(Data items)
----------------
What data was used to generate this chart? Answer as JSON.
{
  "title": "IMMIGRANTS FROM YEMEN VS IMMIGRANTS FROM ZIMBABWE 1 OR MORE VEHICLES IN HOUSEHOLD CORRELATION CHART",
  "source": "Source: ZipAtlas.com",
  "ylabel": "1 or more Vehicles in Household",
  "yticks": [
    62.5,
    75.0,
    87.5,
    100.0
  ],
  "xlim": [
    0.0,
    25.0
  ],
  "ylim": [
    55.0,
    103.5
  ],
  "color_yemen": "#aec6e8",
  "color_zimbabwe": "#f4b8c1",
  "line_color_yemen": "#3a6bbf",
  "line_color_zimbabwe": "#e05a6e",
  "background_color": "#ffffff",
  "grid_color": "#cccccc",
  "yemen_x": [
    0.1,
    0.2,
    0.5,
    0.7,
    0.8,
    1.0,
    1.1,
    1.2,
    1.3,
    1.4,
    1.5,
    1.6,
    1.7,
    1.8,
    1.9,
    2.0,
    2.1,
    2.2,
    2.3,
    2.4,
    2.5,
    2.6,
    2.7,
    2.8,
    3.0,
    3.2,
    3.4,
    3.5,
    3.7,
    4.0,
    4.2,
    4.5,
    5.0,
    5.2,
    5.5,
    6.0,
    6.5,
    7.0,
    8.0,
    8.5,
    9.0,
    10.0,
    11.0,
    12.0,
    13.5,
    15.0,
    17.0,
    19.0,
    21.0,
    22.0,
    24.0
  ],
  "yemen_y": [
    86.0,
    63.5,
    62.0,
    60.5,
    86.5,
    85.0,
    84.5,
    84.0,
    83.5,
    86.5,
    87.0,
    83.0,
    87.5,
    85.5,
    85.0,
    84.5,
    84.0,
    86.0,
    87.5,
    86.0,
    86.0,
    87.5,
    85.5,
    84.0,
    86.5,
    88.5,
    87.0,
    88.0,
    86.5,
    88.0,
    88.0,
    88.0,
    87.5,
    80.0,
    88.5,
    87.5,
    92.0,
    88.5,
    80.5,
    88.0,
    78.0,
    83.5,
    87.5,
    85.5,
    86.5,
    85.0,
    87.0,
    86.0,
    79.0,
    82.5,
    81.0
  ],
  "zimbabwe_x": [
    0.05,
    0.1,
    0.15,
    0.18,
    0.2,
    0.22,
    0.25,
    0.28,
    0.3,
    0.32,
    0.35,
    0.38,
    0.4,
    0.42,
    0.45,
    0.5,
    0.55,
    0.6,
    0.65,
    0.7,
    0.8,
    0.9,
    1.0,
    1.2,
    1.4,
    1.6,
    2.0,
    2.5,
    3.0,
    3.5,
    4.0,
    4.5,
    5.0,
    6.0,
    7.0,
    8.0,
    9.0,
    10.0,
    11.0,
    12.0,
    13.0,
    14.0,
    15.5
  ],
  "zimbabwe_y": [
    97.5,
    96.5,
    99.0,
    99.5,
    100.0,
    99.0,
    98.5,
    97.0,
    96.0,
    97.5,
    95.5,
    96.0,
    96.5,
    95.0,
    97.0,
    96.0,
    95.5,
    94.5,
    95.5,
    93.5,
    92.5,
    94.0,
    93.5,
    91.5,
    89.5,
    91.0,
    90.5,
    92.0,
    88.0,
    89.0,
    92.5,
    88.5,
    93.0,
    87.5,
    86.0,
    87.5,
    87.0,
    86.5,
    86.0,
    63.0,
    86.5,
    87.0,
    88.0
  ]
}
----------------
### [The task]
Write out every line exactly as it stands.

### [Reply to the task]
What data was used to generate this chart? Answer as JSON.
{
  "title": "IMMIGRANTS FROM YEMEN VS IMMIGRANTS FROM ZIMBABWE 1 OR MORE VEHICLES IN HOUSEHOLD CORRELATION CHART",
  "source": "Source: ZipAtlas.com",
  "ylabel": "1 or more Vehicles in Household",
  "yticks": [
    62.5,
    75.0,
    87.5,
    100.0
  ],
  "xlim": [
    0.0,
    25.0
  ],
  "ylim": [
    55.0,
    103.5
  ],
  "color_yemen": "#aec6e8",
  "color_zimbabwe": "#f4b8c1",
  "line_color_yemen": "#3a6bbf",
  "line_color_zimbabwe": "#e05a6e",
  "background_color": "#ffffff",
  "grid_color": "#cccccc",
  "yemen_x": [
    0.1,
    0.2,
    0.5,
    0.7,
    0.8,
    1.0,
    1.1,
    1.2,
    1.3,
    1.4,
    1.5,
    1.6,
    1.7,
    1.8,
    1.9,
    2.0,
    2.1,
    2.2,
    2.3,
    2.4,
    2.5,
    2.6,
    2.7,
    2.8,
    3.0,
    3.2,
    3.4,
    3.5,
    3.7,
    4.0,
    4.2,
    4.5,
    5.0,
    5.2,
    5.5,
    6.0,
    6.5,
    7.0,
    8.0,
    8.5,
    9.0,
    10.0,
    11.0,
    12.0,
    13.5,
    15.0,
    17.0,
    19.0,
    21.0,
    22.0,
    24.0
  ],
  "yemen_y": [
    86.0,
    63.5,
    62.0,
    60.5,
    86.5,
    85.0,
    84.5,
    84.0,
    83.5,
    86.5,
    87.0,
    83.0,
    87.5,
    85.5,
    85.0,
    84.5,
    84.0,
    86.0,
    87.5,
    86.0,
    86.0,
    87.5,
    85.5,
    84.0,
    86.5,
    88.5,
    87.0,
    88.0,
    86.5,
    88.0,
    88.0,
    88.0,
    87.5,
    80.0,
    88.5,
    87.5,
    92.0,
    88.5,
    80.5,
    88.0,
    78.0,
    83.5,
    87.5,
    85.5,
    86.5,
    85.0,
    87.0,
    86.0,
    79.0,
    82.5,
    81.0
  ],
  "zimbabwe_x": [
    0.05,
    0.1,
    0.15,
    0.18,
    0.2,
    0.22,
    0.25,
    0.28,
    0.3,
    0.32,
    0.35,
    0.38,
    0.4,
    0.42,
    0.45,
    0.5,
    0.55,
    0.6,
    0.65,
    0.7,
    0.8,
    0.9,
    1.0,
    1.2,
    1.4,
    1.6,
    2.0,
    2.5,
    3.0,
    3.5,
    4.0,
    4.5,
    5.0,
    6.0,
    7.0,
    8.0,
    9.0,
    10.0,
    11.0,
    12.0,
    13.0,
    14.0,
    15.5
  ],
  "zimbabwe_y": [
    97.5,
    96.5,
    99.0,
    99.5,
    100.0,
    99.0,
    98.5,
    97.0,
    96.0,
    97.5,
    95.5,
    96.0,
    96.5,
    95.0,
    97.0,
    96.0,
    95.5,
    94.5,
    95.5,
    93.5,
    92.5,
    94.0,
    93.5,
    91.5,
    89.5,
    91.0,
    90.5,
    92.0,
    88.0,
    89.0,
    92.5,
    88.5,
    93.0,
    87.5,
    86.0,
    87.5,
    87.0,
    86.5,
    86.0,
    63.0,
    86.5,
    87.0,
    88.0
  ]
}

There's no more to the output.